--- Trecho do texto ---

O título deste livro é de uma potência admirável. Consegue condensar em tão
poucos caracteres a peculiar relação com a morte. Monteiro, recém viúva,
dialoga com o diário da cientista Marie Curie (única mulher a receber dois
prêmios Nobel) após o falecimento de seu esposo. Um diário recheado de detalhes
cotidianos. Ali se vê um processo de tecimento de memória. Queremos lembrar
todos os detalhes daqueles que morreram. É difícil suportar esquecer o ínfimo.
Costuramos memórias porque as palavras fazem a vida. E não é á toa que em
momentos de dor avassaladora, as palavras parecem nos escapar. Como escreve
Monteiro "Falo daquela dor tão grande que nem parece nascer de dentro,
como se você tivesse sido soterrada por uma avalanche. E está tão enterrada
debaixo dessas toneladas de dor pedregosas que não consegue nem falar."
E
este trecho me remetou a uma memória. Lembrei de uma ocasião em que
uma amiga me telefonou. Queria encaminhar uma mãe que havia perdido a filha a
um par de dias. Esta amiga estava angustiada com o silêncio desta mãe. Achava
que algo deveria ser feito, que ela tinha que iniciar a psicoterapia
imediatamente. Acolhi a sua preocupação e lhe disse: calma, ela ainda não
consegue falar.
Cada um tece o luto de uma maneira singular. Mas o encontro causado pelo ínfimo
detalhe que rememora a vida com aquele que morreu tem uma forte capacidade de
arrebatamento. É a marca de chocolate que lembra a saída do cinema. o chinelo
que costumava ficar virado, o cheiro que lembra o afago.

---

◆ **Lista de tarefas**:
1. Liste os detalhes do cotidiano que, na última frase do texto, aparecem como exemplos do ínfimo que faz lembrar aquele que morreu.
2. Copie fielmente o trecho do texto que vai de "Costuramos memórias porque" até "consegue falar.", incluindo essas palavras.

--- Extrato de dados ---

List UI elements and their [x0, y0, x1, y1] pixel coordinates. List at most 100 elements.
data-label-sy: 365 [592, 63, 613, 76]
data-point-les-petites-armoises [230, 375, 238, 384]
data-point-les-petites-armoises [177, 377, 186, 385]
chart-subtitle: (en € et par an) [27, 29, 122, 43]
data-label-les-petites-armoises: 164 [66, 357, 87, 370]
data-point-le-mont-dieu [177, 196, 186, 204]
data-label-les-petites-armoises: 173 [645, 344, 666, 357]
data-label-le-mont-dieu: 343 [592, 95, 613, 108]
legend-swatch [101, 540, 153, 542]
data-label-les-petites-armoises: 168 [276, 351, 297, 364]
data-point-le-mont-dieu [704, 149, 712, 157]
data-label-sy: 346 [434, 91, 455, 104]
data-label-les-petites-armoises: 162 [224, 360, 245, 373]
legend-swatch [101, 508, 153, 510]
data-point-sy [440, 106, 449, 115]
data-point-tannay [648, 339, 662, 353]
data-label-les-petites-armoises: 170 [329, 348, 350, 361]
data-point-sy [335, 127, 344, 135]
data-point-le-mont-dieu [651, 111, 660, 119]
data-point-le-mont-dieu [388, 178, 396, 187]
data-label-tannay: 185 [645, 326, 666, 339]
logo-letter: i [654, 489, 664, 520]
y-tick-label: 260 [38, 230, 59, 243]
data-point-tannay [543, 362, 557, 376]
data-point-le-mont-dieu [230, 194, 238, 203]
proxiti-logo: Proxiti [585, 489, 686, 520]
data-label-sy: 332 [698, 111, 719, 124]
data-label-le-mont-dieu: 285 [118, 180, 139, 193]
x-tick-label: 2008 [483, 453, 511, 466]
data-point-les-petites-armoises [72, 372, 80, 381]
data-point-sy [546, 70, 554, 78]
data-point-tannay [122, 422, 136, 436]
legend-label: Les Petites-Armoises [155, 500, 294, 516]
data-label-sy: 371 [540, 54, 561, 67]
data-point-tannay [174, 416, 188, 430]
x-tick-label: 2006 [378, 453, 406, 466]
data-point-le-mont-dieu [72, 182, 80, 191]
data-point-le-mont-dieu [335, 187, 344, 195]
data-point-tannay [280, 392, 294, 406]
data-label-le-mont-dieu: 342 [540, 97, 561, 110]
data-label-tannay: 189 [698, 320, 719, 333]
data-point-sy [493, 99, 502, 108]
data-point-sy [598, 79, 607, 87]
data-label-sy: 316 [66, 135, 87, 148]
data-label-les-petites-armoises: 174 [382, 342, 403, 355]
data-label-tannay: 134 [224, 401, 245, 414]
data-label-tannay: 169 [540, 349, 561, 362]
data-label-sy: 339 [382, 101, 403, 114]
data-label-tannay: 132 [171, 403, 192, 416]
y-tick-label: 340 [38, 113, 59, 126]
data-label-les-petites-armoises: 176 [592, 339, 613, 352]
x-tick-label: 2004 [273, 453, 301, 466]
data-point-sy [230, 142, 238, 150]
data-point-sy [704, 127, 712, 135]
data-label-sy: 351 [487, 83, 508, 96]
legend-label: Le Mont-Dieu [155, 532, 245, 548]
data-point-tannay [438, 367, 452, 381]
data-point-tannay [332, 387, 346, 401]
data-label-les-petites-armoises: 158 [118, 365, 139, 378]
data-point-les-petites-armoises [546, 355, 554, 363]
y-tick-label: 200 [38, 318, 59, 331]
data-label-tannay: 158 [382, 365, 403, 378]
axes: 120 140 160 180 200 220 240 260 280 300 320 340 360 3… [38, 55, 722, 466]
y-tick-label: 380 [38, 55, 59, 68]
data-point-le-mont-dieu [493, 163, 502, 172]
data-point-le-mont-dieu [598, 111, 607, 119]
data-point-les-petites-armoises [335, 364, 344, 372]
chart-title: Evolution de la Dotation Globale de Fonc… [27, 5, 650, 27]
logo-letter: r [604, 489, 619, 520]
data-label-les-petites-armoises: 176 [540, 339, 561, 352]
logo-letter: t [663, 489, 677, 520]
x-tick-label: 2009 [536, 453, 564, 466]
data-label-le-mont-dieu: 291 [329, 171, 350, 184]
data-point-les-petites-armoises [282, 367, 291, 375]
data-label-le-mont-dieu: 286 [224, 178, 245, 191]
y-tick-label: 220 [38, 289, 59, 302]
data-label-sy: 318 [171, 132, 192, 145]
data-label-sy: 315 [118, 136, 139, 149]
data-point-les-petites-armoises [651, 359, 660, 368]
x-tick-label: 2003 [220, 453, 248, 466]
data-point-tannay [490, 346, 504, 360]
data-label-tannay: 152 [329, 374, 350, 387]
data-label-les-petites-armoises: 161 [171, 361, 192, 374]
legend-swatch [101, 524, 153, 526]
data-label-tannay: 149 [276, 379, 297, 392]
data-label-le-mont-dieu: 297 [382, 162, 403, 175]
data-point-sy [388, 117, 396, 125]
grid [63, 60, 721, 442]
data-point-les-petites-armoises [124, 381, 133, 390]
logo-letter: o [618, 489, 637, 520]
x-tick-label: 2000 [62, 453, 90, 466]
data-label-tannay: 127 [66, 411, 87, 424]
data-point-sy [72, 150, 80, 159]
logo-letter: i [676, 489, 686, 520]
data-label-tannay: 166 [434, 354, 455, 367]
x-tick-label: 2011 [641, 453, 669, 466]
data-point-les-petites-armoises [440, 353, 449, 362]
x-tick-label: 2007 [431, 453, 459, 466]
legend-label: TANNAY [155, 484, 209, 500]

---

◆ **Exercício resolvido**:
1.
- a marca de chocolate que lembra a saída do cinema
- o chinelo que costumava ficar virado
- o cheiro que lembra o afago

2.
Costuramos memórias porque as palavras fazem a vida. E não é á toa que em
momentos de dor avassaladora, as palavras parecem nos escapar. Como escreve
Monteiro "Falo daquela dor tão grande que nem parece nascer de dentro,
como se você tivesse sido soterrada por uma avalanche. E está tão enterrada
debaixo dessas toneladas de dor pedregosas que não consegue nem falar."
E
este trecho me remetou a uma memória. Lembrei de uma ocasião em que
uma amiga me telefonou. Queria encaminhar uma mãe que havia perdido a filha a
um par de dias. Esta amiga estava angustiada com o silêncio desta mãe. Achava
que algo deveria ser feito, que ela tinha que iniciar a psicoterapia
imediatamente. Acolhi a sua preocupação e lhe disse: calma, ela ainda não
consegue falar.